### Reading passage
====

A few lines worth holding to. Collect only public catalog data: the product names, prices, SKUs, ratings, review counts, availability, and listing links that anyone can see without an account. Keep your request volume low enough that you are not straining Office Depot's servers. Avoid personal data, including anything tied to identifiable shoppers, reviewers, or store employees, and do not redistribute copyrighted product photography or descriptions as if they were yours. Scraping for internal research or price comparison is a far easier case to defend than scraping to republish or resell the catalog wholesale.

This guide is deliberately scoped to public product and search pages because that is the line that keeps the work defensible. It does not cover anything behind a login, account or order data, payment or checkout flows, or any attempt to bypass authentication. For licensed or high-volume access, the correct path is an official feed, API, or a data agreement with Office Depot rather than a cleverer scraper. If your project needs guaranteed structure, large volumes, or commercial rights, ask for sanctioned access first; a managed crawling tool only handles the fetch, not the permission to use the data.

Recap

Key takeaways

  • Office Depot fills key fields client-side. A plain fetch returns a pre-render shell with the price and stock blank, so you must render the page before you parse it.
  • You need rendering and a trusted IP together. The Crawling API with a JS token does both in one call; ajax_wait and page_wait control how long it waits for the late fields.
  • BeautifulSoup does the extraction. Map name, price, SKU, rating, review count, availability, and the product URL to current od- selectors, and expect those selectors to drift.
  • Scale with search and pagination. Loop the result-card grid, walk &page= until a page returns no cards, pace requests with a delay, and cap the page count.

====

Carry on the Office Depot scraping guide above, picking up right after its last key takeaway and keeping its style.

====

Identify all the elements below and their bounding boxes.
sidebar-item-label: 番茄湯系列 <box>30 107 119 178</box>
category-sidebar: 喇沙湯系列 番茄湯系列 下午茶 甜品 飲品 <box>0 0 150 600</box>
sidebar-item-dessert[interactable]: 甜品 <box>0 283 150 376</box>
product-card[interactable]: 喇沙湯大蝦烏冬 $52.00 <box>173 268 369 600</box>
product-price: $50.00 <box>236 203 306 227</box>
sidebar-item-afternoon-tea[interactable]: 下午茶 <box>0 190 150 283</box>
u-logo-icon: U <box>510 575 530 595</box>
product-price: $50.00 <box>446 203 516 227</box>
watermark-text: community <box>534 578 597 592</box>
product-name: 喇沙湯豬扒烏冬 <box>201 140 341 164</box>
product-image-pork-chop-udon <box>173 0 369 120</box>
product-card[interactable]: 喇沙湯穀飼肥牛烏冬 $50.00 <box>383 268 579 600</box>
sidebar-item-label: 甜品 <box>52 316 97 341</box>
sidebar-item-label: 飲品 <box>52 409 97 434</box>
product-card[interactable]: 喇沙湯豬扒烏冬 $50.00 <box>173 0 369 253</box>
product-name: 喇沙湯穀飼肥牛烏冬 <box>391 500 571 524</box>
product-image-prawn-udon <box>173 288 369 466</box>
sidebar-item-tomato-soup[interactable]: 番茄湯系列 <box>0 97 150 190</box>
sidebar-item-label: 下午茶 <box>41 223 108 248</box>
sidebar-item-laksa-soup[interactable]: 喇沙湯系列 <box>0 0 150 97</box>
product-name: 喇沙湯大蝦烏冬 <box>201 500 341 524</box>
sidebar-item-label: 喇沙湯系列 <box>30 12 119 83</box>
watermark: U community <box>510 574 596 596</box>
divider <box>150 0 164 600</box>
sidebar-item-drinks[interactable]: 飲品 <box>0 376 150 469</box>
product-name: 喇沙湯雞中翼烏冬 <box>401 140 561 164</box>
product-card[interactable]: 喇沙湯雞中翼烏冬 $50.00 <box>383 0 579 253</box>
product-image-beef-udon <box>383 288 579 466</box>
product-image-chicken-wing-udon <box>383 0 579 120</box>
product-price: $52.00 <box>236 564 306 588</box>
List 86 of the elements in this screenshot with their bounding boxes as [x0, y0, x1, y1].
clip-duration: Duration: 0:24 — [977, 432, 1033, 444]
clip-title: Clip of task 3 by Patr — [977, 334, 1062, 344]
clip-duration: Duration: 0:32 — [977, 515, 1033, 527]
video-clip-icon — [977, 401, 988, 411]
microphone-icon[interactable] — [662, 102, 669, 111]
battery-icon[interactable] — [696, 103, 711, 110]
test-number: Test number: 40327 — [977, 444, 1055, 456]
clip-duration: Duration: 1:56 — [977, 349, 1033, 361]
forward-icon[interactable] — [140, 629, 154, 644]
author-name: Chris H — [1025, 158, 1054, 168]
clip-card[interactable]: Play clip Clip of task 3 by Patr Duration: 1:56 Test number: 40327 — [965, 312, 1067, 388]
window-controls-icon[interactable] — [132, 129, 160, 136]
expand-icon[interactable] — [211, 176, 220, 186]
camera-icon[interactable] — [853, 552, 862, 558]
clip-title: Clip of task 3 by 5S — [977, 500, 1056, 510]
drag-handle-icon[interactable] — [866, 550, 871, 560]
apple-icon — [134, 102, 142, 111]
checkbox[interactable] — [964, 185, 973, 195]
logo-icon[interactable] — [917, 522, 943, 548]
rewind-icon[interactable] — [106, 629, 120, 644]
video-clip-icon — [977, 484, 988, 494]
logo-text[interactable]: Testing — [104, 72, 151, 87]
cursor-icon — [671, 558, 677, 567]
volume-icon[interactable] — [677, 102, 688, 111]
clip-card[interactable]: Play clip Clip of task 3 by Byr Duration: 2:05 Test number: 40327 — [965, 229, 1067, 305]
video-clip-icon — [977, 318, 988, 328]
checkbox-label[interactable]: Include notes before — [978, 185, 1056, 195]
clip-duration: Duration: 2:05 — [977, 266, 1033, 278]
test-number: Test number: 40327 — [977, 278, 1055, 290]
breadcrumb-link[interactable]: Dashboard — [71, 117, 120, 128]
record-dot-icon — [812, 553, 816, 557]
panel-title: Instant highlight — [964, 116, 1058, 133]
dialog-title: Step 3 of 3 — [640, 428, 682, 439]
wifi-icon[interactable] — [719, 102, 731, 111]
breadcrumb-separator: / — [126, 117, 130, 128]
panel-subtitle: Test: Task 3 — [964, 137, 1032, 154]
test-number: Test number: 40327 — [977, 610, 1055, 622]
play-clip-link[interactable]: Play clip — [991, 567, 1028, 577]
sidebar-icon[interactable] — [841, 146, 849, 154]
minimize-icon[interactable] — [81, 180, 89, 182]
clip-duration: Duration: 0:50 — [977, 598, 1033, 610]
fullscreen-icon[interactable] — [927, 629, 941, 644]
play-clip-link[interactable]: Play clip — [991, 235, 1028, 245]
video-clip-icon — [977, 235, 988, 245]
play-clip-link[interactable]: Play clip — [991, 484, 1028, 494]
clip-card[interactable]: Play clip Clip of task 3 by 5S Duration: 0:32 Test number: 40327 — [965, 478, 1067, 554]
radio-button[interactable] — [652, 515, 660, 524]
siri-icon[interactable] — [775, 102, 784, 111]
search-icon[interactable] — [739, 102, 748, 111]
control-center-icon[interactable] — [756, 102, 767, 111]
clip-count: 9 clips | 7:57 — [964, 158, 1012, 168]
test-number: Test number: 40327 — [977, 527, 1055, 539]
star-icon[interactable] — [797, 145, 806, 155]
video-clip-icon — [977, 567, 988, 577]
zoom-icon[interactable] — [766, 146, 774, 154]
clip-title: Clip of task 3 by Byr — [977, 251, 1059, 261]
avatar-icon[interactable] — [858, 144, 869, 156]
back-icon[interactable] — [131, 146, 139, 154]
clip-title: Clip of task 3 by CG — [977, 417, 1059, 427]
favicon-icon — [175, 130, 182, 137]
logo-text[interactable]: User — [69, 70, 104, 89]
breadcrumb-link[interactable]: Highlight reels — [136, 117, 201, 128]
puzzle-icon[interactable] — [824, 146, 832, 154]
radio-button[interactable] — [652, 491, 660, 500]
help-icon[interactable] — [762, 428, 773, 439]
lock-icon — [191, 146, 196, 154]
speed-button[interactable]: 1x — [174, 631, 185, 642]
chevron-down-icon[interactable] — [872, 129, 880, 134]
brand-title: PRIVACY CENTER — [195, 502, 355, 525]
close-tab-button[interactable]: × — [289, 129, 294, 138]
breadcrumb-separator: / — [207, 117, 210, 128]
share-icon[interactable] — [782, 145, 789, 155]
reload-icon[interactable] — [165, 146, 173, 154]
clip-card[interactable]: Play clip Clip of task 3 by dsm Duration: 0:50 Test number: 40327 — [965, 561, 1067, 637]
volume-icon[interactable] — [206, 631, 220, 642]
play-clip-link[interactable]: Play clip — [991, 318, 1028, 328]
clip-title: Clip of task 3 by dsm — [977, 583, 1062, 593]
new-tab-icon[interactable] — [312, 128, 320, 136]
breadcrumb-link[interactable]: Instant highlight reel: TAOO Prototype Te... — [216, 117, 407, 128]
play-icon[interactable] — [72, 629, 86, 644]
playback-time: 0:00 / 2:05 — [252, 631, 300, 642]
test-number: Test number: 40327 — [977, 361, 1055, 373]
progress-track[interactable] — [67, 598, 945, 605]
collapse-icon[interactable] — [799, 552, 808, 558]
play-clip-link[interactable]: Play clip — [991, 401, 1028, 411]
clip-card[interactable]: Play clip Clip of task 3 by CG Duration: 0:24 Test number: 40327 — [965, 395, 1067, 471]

====

### Your response
  • Stay on public data. Respect Office Depot's ToS and robots.txt, prefer an official feed or API for licensed or bulk data, and never touch accounts, orders, or personal information.

Frequently Asked Questions (FAQs)

Why does a plain request return no price from Office Depot?

Because Office Depot fills its price and several other fields client-side with JavaScript. The initial HTML is a pre-render shell, so a raw HTTP request returns status 200 with the price and stock fields empty. To get real values you have to render the page first, which is what the Crawling API's JS token handles for you.

Do I need the normal token or the JS token for Office Depot?

The JS token. The normal token fetches static HTML, which on Office Depot leaves the price and availability fields unfilled. The JS token renders the page in a real browser before handing back the HTML, so those fields are present when BeautifulSoup parses them.

What fields can I extract from an Office Depot product page?

The public ones shown on the page: product name, price, the item number that serves as the SKU or model, the star rating, the review count, availability, and the canonical product URL. Search result cards expose most of the same fields per listing, which is how you collect many products before drilling into individual pages.

Search paginates with a &page= parameter on the URL. Increment it in a loop, scrape each page with the same card parser, and stop when a page returns no products. Cap the page count and add a short delay between requests so you pace the run and do not get throttled.

My selectors return N/A. What changed?

Almost certainly Office Depot's markup. Its od- class names like od-graphql-price-big-price for price and od-stars-inner for the rating bar change without notice, and the page layout shifts occasionally too. Re-inspect a live page in your browser's dev tools and update the selectors. Periodic maintenance is normal for any production scraper.

Can I scrape account or order data from Office Depot?

No, and this guide does not cover it. Account details, order history, and checkout flows sit behind a login, so they are not public data. Scraping login-walled content, or bypassing authentication to reach it, is out of scope here and runs against Office Depot's terms. For sanctioned access to richer data, the correct route is an official feed, API, or a data agreement.